### Problem to work on
Repeat all the material exactly; pictures stay out of your copy.

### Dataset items
* Begin *
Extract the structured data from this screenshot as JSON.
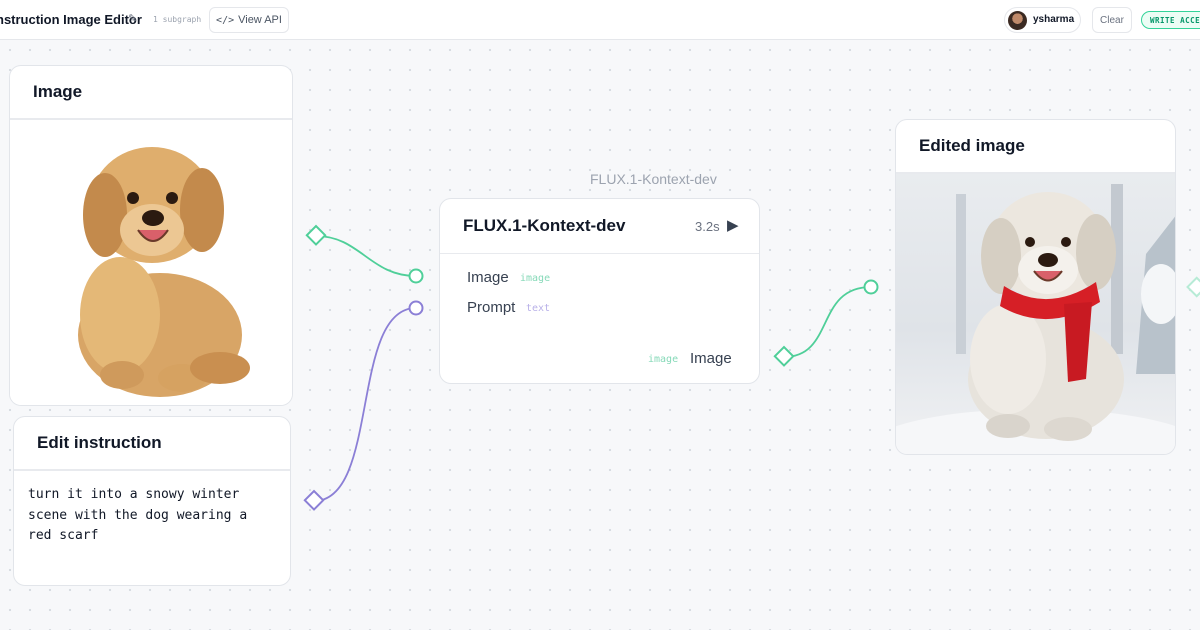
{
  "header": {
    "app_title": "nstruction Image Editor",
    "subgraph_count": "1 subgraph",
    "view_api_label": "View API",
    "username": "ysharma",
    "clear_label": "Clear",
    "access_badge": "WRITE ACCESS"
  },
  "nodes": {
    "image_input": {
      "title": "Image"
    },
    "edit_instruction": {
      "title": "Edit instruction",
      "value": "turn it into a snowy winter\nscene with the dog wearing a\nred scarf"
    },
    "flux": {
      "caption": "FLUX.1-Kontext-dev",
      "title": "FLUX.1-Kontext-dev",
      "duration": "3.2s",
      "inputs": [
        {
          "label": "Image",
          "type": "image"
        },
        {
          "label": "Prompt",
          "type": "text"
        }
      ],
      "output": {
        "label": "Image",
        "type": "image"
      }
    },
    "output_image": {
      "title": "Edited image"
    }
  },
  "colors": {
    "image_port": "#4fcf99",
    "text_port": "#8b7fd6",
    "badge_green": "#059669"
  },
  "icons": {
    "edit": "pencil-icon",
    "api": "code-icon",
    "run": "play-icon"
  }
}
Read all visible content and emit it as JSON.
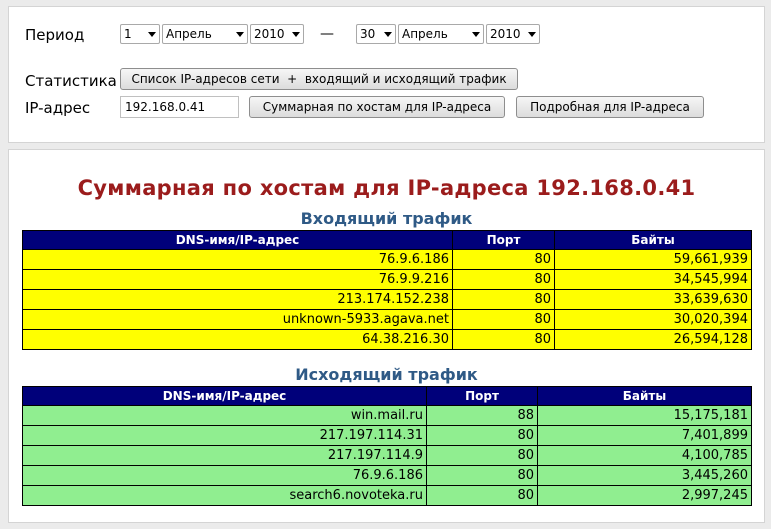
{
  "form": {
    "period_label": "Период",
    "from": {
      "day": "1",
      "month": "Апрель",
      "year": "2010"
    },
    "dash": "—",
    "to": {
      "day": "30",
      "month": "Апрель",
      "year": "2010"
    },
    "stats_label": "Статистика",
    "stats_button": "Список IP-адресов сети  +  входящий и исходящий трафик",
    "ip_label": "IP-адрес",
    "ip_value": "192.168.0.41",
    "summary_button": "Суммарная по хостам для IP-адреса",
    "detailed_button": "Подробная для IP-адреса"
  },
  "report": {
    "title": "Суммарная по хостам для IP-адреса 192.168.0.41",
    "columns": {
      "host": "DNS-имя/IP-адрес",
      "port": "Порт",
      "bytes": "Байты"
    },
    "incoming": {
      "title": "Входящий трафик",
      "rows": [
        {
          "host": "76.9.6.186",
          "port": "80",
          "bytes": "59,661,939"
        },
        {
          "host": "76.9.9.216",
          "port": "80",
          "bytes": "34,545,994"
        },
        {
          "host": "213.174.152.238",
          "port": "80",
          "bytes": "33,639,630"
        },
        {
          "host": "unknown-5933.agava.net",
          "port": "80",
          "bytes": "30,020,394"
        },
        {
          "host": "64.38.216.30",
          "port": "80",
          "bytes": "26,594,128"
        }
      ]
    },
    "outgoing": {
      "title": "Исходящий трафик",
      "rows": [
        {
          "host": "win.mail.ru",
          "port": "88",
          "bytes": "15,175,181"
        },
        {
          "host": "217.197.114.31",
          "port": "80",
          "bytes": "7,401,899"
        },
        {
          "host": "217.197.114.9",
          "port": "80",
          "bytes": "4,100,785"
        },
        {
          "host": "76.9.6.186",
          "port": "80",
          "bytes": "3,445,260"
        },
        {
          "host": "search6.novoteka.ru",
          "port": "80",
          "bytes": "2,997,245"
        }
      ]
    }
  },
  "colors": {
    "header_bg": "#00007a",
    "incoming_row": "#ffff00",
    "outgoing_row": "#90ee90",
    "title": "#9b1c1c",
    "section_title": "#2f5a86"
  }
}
* End *
### Response to this task
Extract the structured data from this screenshot as JSON.
{
  "header": {
    "app_title": "nstruction Image Editor",
    "subgraph_count": "1 subgraph",
    "view_api_label": "View API",
    "username": "ysharma",
    "clear_label": "Clear",
    "access_badge": "WRITE ACCESS"
  },
  "nodes": {
    "image_input": {
      "title": "Image"
    },
    "edit_instruction": {
      "title": "Edit instruction",
      "value": "turn it into a snowy winter\nscene with the dog wearing a\nred scarf"
    },
    "flux": {
      "caption": "FLUX.1-Kontext-dev",
      "title": "FLUX.1-Kontext-dev",
      "duration": "3.2s",
      "inputs": [
        {
          "label": "Image",
          "type": "image"
        },
        {
          "label": "Prompt",
          "type": "text"
        }
      ],
      "output": {
        "label": "Image",
        "type": "image"
      }
    },
    "output_image": {
      "title": "Edited image"
    }
  },
  "colors": {
    "image_port": "#4fcf99",
    "text_port": "#8b7fd6",
    "badge_green": "#059669"
  },
  "icons": {
    "edit": "pencil-icon",
    "api": "code-icon",
    "run": "play-icon"
  }
}
Read all visible content and emit it as JSON.
{
  "form": {
    "period_label": "Период",
    "from": {
      "day": "1",
      "month": "Апрель",
      "year": "2010"
    },
    "dash": "—",
    "to": {
      "day": "30",
      "month": "Апрель",
      "year": "2010"
    },
    "stats_label": "Статистика",
    "stats_button": "Список IP-адресов сети  +  входящий и исходящий трафик",
    "ip_label": "IP-адрес",
    "ip_value": "192.168.0.41",
    "summary_button": "Суммарная по хостам для IP-адреса",
    "detailed_button": "Подробная для IP-адреса"
  },
  "report": {
    "title": "Суммарная по хостам для IP-адреса 192.168.0.41",
    "columns": {
      "host": "DNS-имя/IP-адрес",
      "port": "Порт",
      "bytes": "Байты"
    },
    "incoming": {
      "title": "Входящий трафик",
      "rows": [
        {
          "host": "76.9.6.186",
          "port": "80",
          "bytes": "59,661,939"
        },
        {
          "host": "76.9.9.216",
          "port": "80",
          "bytes": "34,545,994"
        },
        {
          "host": "213.174.152.238",
          "port": "80",
          "bytes": "33,639,630"
        },
        {
          "host": "unknown-5933.agava.net",
          "port": "80",
          "bytes": "30,020,394"
        },
        {
          "host": "64.38.216.30",
          "port": "80",
          "bytes": "26,594,128"
        }
      ]
    },
    "outgoing": {
      "title": "Исходящий трафик",
      "rows": [
        {
          "host": "win.mail.ru",
          "port": "88",
          "bytes": "15,175,181"
        },
        {
          "host": "217.197.114.31",
          "port": "80",
          "bytes": "7,401,899"
        },
        {
          "host": "217.197.114.9",
          "port": "80",
          "bytes": "4,100,785"
        },
        {
          "host": "76.9.6.186",
          "port": "80",
          "bytes": "3,445,260"
        },
        {
          "host": "search6.novoteka.ru",
          "port": "80",
          "bytes": "2,997,245"
        }
      ]
    }
  },
  "colors": {
    "header_bg": "#00007a",
    "incoming_row": "#ffff00",
    "outgoing_row": "#90ee90",
    "title": "#9b1c1c",
    "section_title": "#2f5a86"
  }
}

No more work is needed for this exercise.